■ ESTRATTO

□ □ □

Vi fu effettivamente un comandante romano-britanno a capo di una forza di cavalieri Sarmati di nome Lucius Artorius Castus. Ne abbiamo notizia da un’epigrafe trovata in due frammenti a Podstrana, sulla costa della Croazia che lo definisce “Dux”, ovvero un
comandante di elevato grado, di solito distintosi in particolari azioni. E’ a questo ritrovamento che fa apertamente riferimento il film.
La datazione dell’iscrizione, risalente a prima del 200, e la definizione di Casto come “dux” suggeriscono che si potrebbe trattare di un comandante militare al seguito di Ulpio Marcello, il quale nel 185 fu inviato, come ricorda Cassio Dione, a capo di una spedizione militare in Armorica (odierna Bretagna) e Normandia. Se Casto partecipò alla vittoriosa campagna guidata da Ulpio Marcello, forse un suo parente dato che la gens Ulpia era imparentata con la gens Artoria, contro i Caledoni e poi al pattugliamento e alla difesa del Vallo di Adriano, doveva essere stanziato, secondo alcuni studiosi, a Bremetenacum con un contingente di cavalieri sarmati. Quando la VI Vincitrice si ammutinò, Casto potrebbe essere rimasto fedele all’imperatore; quello che è certo, in base all’epigrafe, è che Casto, dopo essere stato alto ufficiale nella legione VI Vincitrice, ebbe il prestigioso titolo di “dux”. Peccato sia vissuto nel II secolo d.C.

□ □ □

■ VOCI ARCHIVIATE
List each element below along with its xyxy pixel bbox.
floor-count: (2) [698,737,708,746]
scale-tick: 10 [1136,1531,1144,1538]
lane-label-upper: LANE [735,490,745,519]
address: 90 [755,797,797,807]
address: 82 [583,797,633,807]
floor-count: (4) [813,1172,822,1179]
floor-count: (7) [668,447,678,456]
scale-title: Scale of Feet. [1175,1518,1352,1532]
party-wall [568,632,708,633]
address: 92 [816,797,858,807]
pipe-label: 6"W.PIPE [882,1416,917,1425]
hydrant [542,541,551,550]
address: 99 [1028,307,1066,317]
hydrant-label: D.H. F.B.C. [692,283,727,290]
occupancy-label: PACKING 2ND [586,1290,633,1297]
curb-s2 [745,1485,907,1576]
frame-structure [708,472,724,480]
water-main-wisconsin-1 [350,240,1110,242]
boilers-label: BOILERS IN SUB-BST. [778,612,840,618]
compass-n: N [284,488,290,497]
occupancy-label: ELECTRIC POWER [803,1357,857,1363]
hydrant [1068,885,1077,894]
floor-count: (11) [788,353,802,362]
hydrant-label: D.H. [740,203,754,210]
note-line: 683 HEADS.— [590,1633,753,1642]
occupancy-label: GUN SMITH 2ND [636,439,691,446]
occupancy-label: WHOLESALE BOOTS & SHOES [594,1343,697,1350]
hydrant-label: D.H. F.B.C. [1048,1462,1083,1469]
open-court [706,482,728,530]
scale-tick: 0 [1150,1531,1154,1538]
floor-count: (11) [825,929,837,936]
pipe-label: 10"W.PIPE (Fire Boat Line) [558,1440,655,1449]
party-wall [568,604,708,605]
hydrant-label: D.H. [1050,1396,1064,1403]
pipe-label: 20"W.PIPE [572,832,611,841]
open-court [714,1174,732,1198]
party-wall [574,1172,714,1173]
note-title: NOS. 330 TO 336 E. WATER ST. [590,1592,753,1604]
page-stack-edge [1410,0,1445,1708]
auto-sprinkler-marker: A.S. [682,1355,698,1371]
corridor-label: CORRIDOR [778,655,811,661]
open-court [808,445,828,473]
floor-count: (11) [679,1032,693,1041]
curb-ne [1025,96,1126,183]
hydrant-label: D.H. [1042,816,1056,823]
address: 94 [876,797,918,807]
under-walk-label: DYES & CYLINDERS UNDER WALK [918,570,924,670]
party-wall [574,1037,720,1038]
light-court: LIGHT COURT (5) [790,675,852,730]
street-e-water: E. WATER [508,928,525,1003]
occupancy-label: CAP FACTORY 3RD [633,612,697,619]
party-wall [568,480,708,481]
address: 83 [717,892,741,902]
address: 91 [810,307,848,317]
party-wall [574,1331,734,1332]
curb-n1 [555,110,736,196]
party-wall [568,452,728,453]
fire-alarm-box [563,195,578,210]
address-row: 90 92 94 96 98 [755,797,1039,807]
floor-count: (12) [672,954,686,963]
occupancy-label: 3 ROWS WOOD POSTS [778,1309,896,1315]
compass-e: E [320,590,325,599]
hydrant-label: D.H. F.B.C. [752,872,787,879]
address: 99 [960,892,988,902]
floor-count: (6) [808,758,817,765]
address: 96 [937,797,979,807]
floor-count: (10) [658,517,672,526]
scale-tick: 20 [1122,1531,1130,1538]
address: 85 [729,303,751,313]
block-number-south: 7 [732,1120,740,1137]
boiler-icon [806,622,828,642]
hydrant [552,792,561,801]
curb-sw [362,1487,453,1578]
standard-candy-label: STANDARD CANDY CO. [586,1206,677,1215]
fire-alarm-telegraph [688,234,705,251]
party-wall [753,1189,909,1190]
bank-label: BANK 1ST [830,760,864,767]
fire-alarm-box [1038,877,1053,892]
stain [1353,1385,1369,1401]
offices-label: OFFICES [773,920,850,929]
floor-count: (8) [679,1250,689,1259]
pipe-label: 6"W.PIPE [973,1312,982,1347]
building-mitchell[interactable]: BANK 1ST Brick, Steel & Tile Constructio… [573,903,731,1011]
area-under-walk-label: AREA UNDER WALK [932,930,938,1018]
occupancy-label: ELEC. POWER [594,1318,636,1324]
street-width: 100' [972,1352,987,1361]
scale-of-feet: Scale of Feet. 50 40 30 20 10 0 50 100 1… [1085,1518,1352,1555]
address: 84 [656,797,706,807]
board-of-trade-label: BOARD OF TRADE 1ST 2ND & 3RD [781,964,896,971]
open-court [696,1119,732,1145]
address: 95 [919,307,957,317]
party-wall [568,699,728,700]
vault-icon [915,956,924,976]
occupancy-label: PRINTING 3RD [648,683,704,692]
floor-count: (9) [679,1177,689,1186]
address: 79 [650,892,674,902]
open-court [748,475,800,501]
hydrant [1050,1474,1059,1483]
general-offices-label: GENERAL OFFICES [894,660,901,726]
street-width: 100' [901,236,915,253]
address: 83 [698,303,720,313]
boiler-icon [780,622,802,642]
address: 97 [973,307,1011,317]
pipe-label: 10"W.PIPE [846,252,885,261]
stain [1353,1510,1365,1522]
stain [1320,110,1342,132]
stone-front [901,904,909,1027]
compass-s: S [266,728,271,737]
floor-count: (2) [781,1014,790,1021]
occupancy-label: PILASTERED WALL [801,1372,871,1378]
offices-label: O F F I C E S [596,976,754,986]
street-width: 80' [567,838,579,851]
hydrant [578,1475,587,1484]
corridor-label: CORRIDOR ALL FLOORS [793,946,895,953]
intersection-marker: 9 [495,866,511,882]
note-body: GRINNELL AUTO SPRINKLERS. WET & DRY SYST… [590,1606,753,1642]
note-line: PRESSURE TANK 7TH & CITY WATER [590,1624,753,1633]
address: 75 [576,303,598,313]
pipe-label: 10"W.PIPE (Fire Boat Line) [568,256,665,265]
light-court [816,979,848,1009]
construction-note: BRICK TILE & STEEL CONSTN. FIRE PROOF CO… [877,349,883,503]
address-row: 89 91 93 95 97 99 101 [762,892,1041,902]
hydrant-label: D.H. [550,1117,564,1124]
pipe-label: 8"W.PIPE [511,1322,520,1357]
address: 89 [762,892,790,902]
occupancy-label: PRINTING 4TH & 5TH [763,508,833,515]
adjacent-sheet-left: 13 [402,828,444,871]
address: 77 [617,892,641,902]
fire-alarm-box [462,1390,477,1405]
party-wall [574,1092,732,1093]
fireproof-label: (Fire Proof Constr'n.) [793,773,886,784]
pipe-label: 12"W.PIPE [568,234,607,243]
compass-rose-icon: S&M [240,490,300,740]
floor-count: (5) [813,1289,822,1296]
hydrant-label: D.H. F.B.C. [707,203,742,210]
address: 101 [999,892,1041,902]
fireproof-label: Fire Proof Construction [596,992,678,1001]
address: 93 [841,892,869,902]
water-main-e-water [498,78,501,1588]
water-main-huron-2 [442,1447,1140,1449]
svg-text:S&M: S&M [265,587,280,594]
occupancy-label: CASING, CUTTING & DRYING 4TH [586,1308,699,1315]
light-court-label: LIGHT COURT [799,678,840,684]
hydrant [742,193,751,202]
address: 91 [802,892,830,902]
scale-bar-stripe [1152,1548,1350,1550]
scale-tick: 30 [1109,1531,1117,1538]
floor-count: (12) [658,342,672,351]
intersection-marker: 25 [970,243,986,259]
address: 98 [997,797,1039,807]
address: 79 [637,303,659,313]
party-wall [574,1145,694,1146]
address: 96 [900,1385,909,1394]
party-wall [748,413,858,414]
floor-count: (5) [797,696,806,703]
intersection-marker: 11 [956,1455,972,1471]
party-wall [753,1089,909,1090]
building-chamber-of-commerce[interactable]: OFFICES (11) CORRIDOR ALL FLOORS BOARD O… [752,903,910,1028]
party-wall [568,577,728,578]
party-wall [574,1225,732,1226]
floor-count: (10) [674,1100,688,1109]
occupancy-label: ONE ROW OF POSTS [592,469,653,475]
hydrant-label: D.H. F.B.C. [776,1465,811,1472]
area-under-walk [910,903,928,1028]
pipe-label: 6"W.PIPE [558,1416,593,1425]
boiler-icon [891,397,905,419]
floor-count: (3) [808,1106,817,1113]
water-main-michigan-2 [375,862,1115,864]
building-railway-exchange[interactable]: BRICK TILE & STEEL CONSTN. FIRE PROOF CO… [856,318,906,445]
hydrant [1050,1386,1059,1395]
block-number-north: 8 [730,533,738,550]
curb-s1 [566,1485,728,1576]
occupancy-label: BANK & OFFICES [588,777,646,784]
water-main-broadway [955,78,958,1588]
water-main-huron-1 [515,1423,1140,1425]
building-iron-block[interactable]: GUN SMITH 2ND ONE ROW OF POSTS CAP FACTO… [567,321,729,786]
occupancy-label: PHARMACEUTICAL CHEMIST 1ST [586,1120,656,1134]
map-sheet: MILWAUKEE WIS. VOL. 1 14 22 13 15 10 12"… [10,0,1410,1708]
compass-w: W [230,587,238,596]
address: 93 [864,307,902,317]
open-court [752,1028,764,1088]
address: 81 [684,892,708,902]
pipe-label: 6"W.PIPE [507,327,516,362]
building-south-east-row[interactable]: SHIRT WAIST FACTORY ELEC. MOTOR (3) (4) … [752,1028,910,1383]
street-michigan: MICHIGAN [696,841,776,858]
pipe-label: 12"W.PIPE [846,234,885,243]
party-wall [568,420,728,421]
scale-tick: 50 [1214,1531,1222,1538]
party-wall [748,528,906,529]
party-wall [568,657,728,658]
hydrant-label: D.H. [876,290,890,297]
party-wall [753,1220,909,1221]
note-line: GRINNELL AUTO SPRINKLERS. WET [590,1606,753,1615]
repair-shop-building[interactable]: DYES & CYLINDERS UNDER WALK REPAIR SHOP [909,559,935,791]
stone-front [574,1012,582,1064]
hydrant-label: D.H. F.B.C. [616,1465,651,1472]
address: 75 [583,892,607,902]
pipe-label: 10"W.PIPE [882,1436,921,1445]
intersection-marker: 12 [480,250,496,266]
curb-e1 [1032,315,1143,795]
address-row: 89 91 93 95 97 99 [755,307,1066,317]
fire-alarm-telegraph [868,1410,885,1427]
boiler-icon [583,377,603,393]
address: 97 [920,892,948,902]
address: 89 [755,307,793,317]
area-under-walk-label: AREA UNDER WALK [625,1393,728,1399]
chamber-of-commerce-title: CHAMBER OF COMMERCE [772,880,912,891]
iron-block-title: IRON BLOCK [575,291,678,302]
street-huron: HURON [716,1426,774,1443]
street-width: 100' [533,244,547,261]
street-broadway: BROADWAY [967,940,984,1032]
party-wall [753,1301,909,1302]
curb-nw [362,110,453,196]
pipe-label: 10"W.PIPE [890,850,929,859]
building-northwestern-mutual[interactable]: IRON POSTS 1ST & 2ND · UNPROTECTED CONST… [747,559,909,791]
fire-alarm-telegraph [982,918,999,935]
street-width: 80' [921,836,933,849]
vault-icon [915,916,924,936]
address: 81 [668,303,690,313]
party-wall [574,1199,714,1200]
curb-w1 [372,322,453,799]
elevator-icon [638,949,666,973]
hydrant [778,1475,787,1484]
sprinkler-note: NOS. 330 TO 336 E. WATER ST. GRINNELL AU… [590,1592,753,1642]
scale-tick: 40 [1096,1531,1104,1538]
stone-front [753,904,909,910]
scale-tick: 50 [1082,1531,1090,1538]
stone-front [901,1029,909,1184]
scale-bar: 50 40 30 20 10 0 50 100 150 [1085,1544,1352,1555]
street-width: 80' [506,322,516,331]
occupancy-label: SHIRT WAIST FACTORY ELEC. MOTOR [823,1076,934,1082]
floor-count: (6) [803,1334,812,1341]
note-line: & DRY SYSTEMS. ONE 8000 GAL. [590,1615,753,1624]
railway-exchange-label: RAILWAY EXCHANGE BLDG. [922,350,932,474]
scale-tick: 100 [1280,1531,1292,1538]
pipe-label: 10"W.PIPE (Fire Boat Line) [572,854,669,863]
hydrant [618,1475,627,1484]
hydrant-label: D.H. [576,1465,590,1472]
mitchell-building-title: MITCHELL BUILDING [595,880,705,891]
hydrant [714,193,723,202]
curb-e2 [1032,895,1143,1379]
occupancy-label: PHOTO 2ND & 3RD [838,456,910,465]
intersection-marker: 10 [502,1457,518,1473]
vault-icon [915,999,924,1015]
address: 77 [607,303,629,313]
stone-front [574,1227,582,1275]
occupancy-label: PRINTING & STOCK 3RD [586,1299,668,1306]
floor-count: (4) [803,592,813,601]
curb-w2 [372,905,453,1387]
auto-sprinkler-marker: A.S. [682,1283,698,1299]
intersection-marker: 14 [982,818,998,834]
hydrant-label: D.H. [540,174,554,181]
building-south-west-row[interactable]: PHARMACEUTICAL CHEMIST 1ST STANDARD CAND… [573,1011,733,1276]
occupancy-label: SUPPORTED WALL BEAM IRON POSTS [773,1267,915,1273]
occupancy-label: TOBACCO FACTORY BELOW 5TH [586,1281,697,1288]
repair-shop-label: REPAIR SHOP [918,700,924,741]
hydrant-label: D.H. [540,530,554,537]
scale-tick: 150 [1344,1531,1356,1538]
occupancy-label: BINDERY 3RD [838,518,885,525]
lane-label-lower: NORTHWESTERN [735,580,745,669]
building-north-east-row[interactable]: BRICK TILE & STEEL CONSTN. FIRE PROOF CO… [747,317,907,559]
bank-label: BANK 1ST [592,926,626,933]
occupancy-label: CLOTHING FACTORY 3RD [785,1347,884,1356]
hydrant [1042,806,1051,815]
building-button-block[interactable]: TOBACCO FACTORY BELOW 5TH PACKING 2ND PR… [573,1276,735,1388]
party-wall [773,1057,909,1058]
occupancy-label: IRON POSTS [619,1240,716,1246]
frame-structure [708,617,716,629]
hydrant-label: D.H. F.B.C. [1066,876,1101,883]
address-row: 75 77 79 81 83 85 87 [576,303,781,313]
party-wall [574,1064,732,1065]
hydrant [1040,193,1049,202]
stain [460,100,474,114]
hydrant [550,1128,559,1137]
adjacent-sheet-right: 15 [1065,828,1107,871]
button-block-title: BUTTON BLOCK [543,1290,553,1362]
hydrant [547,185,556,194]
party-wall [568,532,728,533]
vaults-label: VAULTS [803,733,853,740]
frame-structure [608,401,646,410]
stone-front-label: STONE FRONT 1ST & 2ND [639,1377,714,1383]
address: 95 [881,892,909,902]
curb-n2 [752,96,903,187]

□ □ □

■ ESERCIZI E COMPITI
• 1. Elenca tutte le persone indicate per nome nell'estratto su Lucius Artorius Castus.
• 2. Trascrivi le righe delle voci partendo dall'inizio delle voci e proseguendo fino alla riga che contiene "floor-count: (7) [668,447,678,456]", inclusa.

■ SOLUZIONI IN ORDINE
• 1. Lucius Artorius Castus (chiamato anche Casto), Ulpio Marcello, Cassio Dione

• 2.
List each element below along with its xyxy pixel bbox.
floor-count: (2) [698,737,708,746]
scale-tick: 10 [1136,1531,1144,1538]
lane-label-upper: LANE [735,490,745,519]
address: 90 [755,797,797,807]
address: 82 [583,797,633,807]
floor-count: (4) [813,1172,822,1179]
floor-count: (7) [668,447,678,456]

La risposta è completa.